begin
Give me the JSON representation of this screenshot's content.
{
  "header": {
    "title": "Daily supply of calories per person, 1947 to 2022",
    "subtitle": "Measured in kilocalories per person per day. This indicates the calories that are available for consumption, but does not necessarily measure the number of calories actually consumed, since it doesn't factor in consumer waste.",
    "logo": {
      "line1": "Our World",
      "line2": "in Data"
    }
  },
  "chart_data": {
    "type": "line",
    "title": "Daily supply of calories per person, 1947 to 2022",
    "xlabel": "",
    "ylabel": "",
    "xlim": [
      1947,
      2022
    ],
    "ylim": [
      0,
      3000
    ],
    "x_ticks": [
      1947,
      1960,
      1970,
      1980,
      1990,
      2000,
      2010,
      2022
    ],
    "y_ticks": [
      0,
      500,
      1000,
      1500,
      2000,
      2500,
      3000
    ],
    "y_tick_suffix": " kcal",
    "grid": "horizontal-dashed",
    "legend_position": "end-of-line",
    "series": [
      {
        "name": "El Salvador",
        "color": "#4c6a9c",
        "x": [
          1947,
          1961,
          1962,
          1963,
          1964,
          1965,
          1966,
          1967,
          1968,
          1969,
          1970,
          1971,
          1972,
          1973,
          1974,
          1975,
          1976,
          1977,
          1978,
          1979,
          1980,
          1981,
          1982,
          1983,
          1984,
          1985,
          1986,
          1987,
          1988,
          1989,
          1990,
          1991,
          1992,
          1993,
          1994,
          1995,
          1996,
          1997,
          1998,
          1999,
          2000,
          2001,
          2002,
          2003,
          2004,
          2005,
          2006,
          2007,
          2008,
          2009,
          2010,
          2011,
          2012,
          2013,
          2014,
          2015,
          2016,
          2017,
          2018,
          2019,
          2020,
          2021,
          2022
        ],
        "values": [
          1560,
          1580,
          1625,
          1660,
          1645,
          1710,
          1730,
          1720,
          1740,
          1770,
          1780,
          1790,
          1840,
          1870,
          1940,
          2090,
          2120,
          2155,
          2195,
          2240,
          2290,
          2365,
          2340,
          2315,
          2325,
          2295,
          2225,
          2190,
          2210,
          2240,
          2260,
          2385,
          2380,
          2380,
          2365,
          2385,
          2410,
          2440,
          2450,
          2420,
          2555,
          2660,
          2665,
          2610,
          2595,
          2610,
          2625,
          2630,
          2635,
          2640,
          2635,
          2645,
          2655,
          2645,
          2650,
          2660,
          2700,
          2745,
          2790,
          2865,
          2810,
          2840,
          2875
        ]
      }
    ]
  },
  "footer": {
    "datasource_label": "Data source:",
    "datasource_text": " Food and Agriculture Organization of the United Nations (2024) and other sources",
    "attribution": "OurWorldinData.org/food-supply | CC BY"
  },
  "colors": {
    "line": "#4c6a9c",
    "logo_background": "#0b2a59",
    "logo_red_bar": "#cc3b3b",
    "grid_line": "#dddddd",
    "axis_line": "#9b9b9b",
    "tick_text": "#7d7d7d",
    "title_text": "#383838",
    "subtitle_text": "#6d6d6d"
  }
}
end
> **Description of the task**
Return the full listing, character for character.

> **Solution to the problem**
Give me the JSON representation of this screenshot's content.
{
  "header": {
    "title": "Daily supply of calories per person, 1947 to 2022",
    "subtitle": "Measured in kilocalories per person per day. This indicates the calories that are available for consumption, but does not necessarily measure the number of calories actually consumed, since it doesn't factor in consumer waste.",
    "logo": {
      "line1": "Our World",
      "line2": "in Data"
    }
  },
  "chart_data": {
    "type": "line",
    "title": "Daily supply of calories per person, 1947 to 2022",
    "xlabel": "",
    "ylabel": "",
    "xlim": [
      1947,
      2022
    ],
    "ylim": [
      0,
      3000
    ],
    "x_ticks": [
      1947,
      1960,
      1970,
      1980,
      1990,
      2000,
      2010,
      2022
    ],
    "y_ticks": [
      0,
      500,
      1000,
      1500,
      2000,
      2500,
      3000
    ],
    "y_tick_suffix": " kcal",
    "grid": "horizontal-dashed",
    "legend_position": "end-of-line",
    "series": [
      {
        "name": "El Salvador",
        "color": "#4c6a9c",
        "x": [
          1947,
          1961,
          1962,
          1963,
          1964,
          1965,
          1966,
          1967,
          1968,
          1969,
          1970,
          1971,
          1972,
          1973,
          1974,
          1975,
          1976,
          1977,
          1978,
          1979,
          1980,
          1981,
          1982,
          1983,
          1984,
          1985,
          1986,
          1987,
          1988,
          1989,
          1990,
          1991,
          1992,
          1993,
          1994,
          1995,
          1996,
          1997,
          1998,
          1999,
          2000,
          2001,
          2002,
          2003,
          2004,
          2005,
          2006,
          2007,
          2008,
          2009,
          2010,
          2011,
          2012,
          2013,
          2014,
          2015,
          2016,
          2017,
          2018,
          2019,
          2020,
          2021,
          2022
        ],
        "values": [
          1560,
          1580,
          1625,
          1660,
          1645,
          1710,
          1730,
          1720,
          1740,
          1770,
          1780,
          1790,
          1840,
          1870,
          1940,
          2090,
          2120,
          2155,
          2195,
          2240,
          2290,
          2365,
          2340,
          2315,
          2325,
          2295,
          2225,
          2190,
          2210,
          2240,
          2260,
          2385,
          2380,
          2380,
          2365,
          2385,
          2410,
          2440,
          2450,
          2420,
          2555,
          2660,
          2665,
          2610,
          2595,
          2610,
          2625,
          2630,
          2635,
          2640,
          2635,
          2645,
          2655,
          2645,
          2650,
          2660,
          2700,
          2745,
          2790,
          2865,
          2810,
          2840,
          2875
        ]
      }
    ]
  },
  "footer": {
    "datasource_label": "Data source:",
    "datasource_text": " Food and Agriculture Organization of the United Nations (2024) and other sources",
    "attribution": "OurWorldinData.org/food-supply | CC BY"
  },
  "colors": {
    "line": "#4c6a9c",
    "logo_background": "#0b2a59",
    "logo_red_bar": "#cc3b3b",
    "grid_line": "#dddddd",
    "axis_line": "#9b9b9b",
    "tick_text": "#7d7d7d",
    "title_text": "#383838",
    "subtitle_text": "#6d6d6d"
  }
}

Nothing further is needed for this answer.